begin RECORD EXCERPTS

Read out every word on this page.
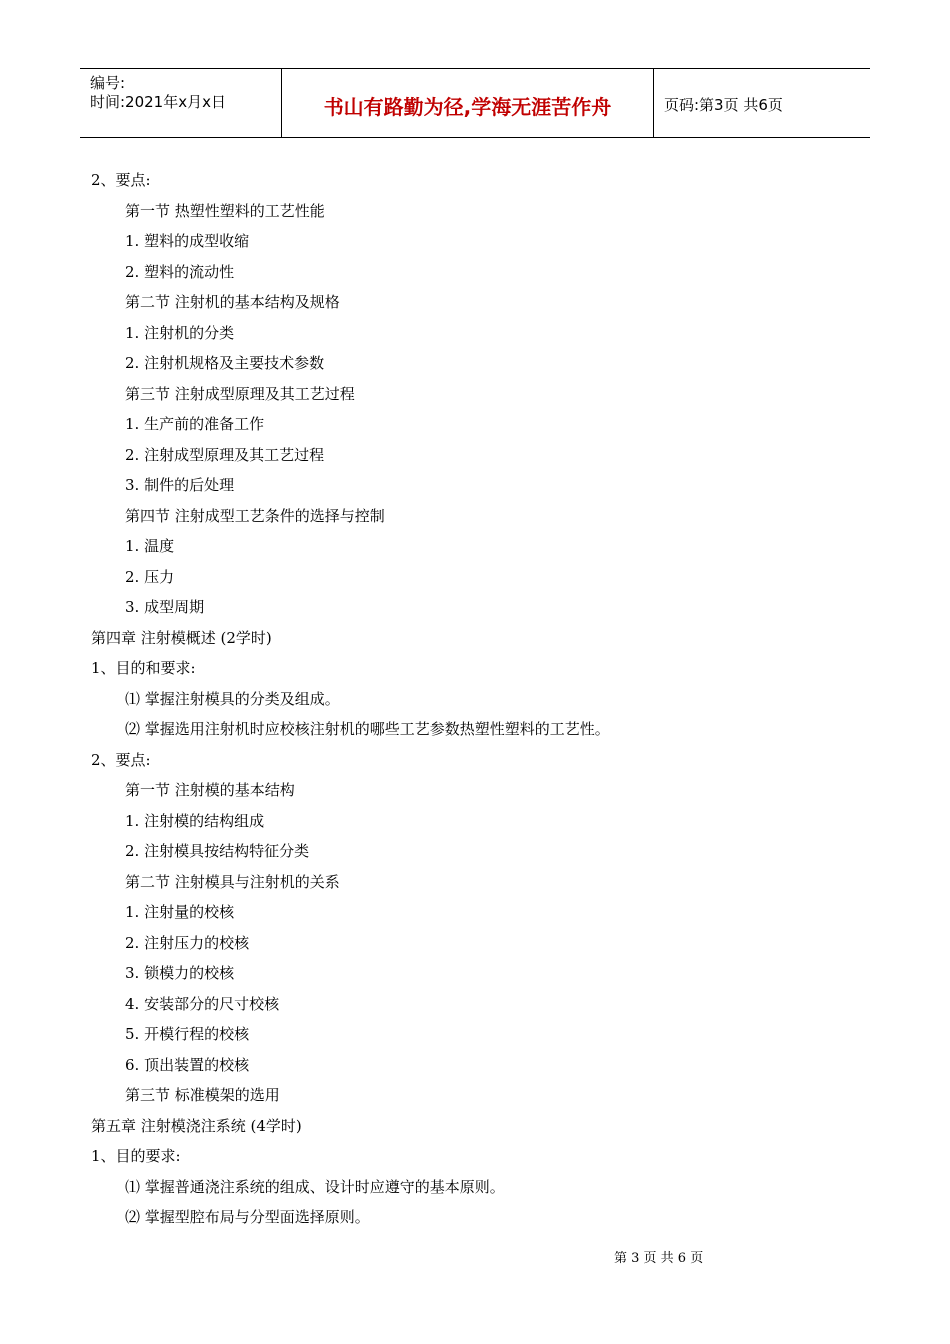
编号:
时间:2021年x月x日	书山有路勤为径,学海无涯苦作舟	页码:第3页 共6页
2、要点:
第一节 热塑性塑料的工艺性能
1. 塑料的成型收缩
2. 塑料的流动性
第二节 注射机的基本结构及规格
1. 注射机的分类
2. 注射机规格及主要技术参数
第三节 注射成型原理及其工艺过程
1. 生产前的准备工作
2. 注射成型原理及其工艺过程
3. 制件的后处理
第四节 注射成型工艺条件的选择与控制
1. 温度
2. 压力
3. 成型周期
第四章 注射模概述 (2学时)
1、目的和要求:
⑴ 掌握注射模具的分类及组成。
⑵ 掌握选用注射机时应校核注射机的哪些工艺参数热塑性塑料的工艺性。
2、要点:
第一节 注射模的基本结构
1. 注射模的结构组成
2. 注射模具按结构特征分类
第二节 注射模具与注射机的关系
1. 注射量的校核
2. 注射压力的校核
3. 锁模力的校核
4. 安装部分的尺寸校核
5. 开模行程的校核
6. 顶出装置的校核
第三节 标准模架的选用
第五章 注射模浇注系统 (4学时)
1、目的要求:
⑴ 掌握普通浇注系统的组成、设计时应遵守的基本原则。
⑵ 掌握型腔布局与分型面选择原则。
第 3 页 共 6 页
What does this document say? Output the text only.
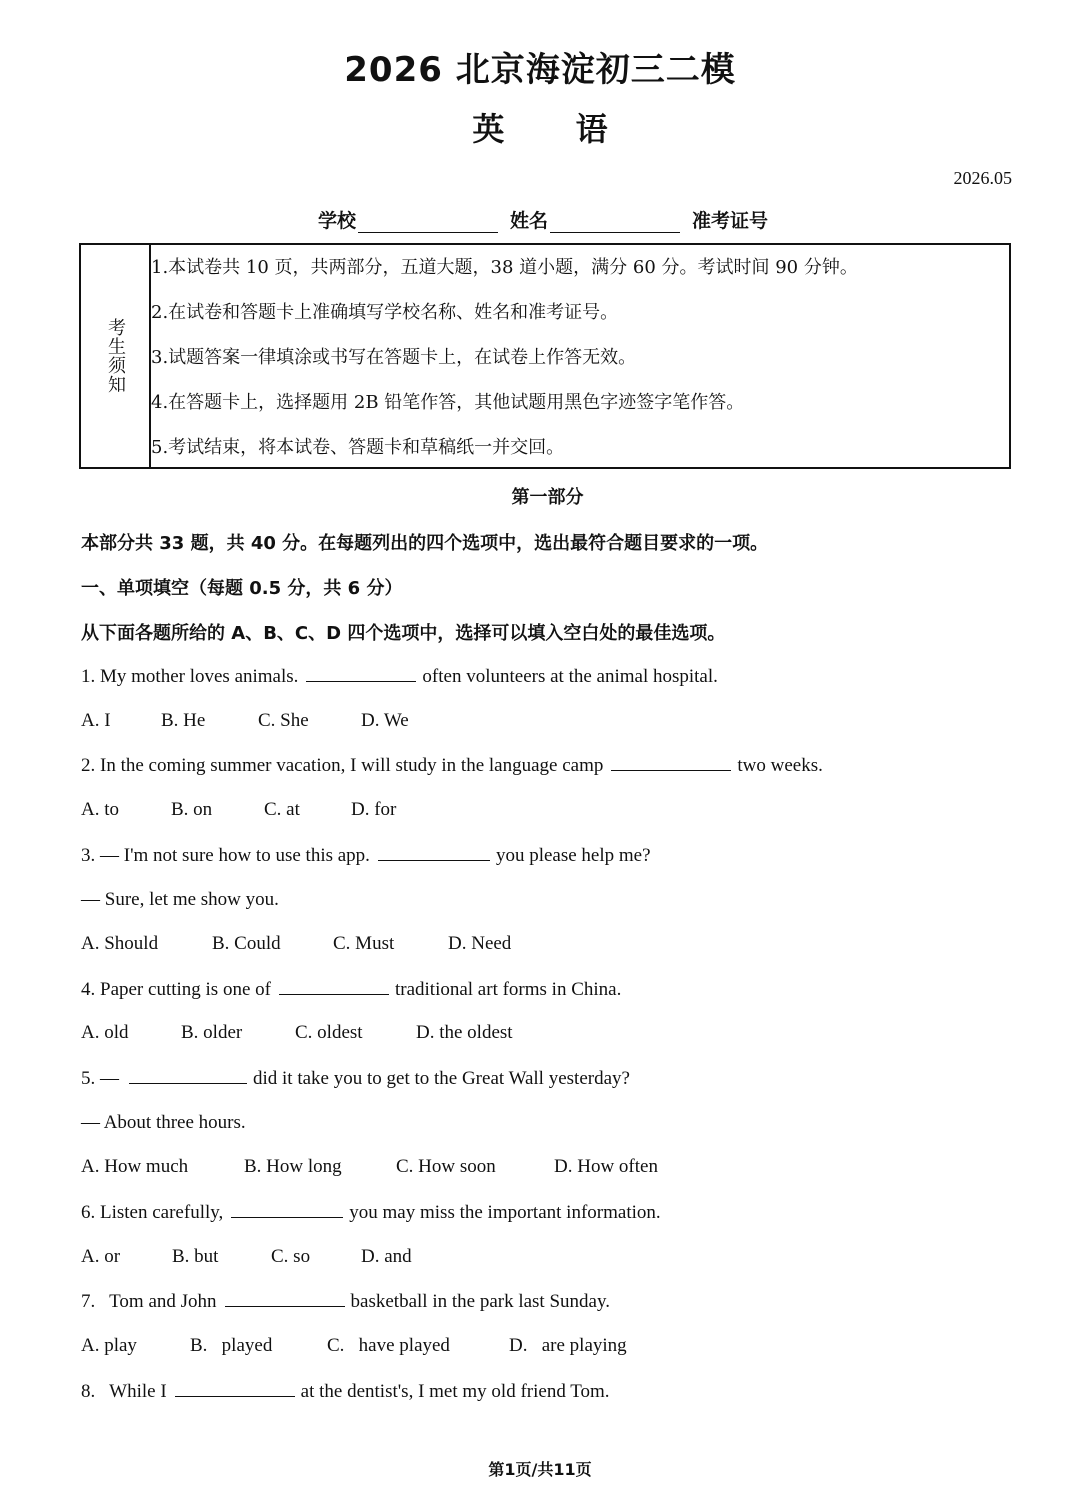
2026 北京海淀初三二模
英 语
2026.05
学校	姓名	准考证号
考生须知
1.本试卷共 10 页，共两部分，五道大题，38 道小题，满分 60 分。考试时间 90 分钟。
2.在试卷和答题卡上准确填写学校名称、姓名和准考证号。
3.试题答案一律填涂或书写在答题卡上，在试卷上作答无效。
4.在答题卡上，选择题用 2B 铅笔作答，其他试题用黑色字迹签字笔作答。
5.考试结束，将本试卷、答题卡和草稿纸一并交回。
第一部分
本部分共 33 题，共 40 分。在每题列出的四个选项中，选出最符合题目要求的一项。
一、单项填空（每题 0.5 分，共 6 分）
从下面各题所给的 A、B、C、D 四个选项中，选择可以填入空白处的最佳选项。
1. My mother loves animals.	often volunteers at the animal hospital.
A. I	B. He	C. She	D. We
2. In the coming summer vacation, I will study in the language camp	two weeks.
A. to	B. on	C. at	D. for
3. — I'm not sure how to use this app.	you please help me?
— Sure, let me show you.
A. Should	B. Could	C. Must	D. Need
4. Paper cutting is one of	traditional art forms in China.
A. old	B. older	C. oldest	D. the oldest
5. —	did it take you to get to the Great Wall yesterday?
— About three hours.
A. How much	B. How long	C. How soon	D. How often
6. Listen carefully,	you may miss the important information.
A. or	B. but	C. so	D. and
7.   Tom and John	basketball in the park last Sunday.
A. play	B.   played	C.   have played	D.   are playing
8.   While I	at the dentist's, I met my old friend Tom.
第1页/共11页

end RECORD EXCERPTS

→ OBJECTIVE: Transcribe the records above verbatim. Do not carry over any picture.

→ CORRECT ANSWER:
Read out every word on this page.
编号:
时间:2021年x月x日	书山有路勤为径,学海无涯苦作舟	页码:第3页 共6页
2、要点:
第一节 热塑性塑料的工艺性能
1. 塑料的成型收缩
2. 塑料的流动性
第二节 注射机的基本结构及规格
1. 注射机的分类
2. 注射机规格及主要技术参数
第三节 注射成型原理及其工艺过程
1. 生产前的准备工作
2. 注射成型原理及其工艺过程
3. 制件的后处理
第四节 注射成型工艺条件的选择与控制
1. 温度
2. 压力
3. 成型周期
第四章 注射模概述 (2学时)
1、目的和要求:
⑴ 掌握注射模具的分类及组成。
⑵ 掌握选用注射机时应校核注射机的哪些工艺参数热塑性塑料的工艺性。
2、要点:
第一节 注射模的基本结构
1. 注射模的结构组成
2. 注射模具按结构特征分类
第二节 注射模具与注射机的关系
1. 注射量的校核
2. 注射压力的校核
3. 锁模力的校核
4. 安装部分的尺寸校核
5. 开模行程的校核
6. 顶出装置的校核
第三节 标准模架的选用
第五章 注射模浇注系统 (4学时)
1、目的要求:
⑴ 掌握普通浇注系统的组成、设计时应遵守的基本原则。
⑵ 掌握型腔布局与分型面选择原则。
第 3 页 共 6 页
What does this document say? Output the text only.
2026 北京海淀初三二模
英 语
2026.05
学校	姓名	准考证号
考生须知
1.本试卷共 10 页，共两部分，五道大题，38 道小题，满分 60 分。考试时间 90 分钟。
2.在试卷和答题卡上准确填写学校名称、姓名和准考证号。
3.试题答案一律填涂或书写在答题卡上，在试卷上作答无效。
4.在答题卡上，选择题用 2B 铅笔作答，其他试题用黑色字迹签字笔作答。
5.考试结束，将本试卷、答题卡和草稿纸一并交回。
第一部分
本部分共 33 题，共 40 分。在每题列出的四个选项中，选出最符合题目要求的一项。
一、单项填空（每题 0.5 分，共 6 分）
从下面各题所给的 A、B、C、D 四个选项中，选择可以填入空白处的最佳选项。
1. My mother loves animals.	often volunteers at the animal hospital.
A. I	B. He	C. She	D. We
2. In the coming summer vacation, I will study in the language camp	two weeks.
A. to	B. on	C. at	D. for
3. — I'm not sure how to use this app.	you please help me?
— Sure, let me show you.
A. Should	B. Could	C. Must	D. Need
4. Paper cutting is one of	traditional art forms in China.
A. old	B. older	C. oldest	D. the oldest
5. —	did it take you to get to the Great Wall yesterday?
— About three hours.
A. How much	B. How long	C. How soon	D. How often
6. Listen carefully,	you may miss the important information.
A. or	B. but	C. so	D. and
7.   Tom and John	basketball in the park last Sunday.
A. play	B.   played	C.   have played	D.   are playing
8.   While I	at the dentist's, I met my old friend Tom.
第1页/共11页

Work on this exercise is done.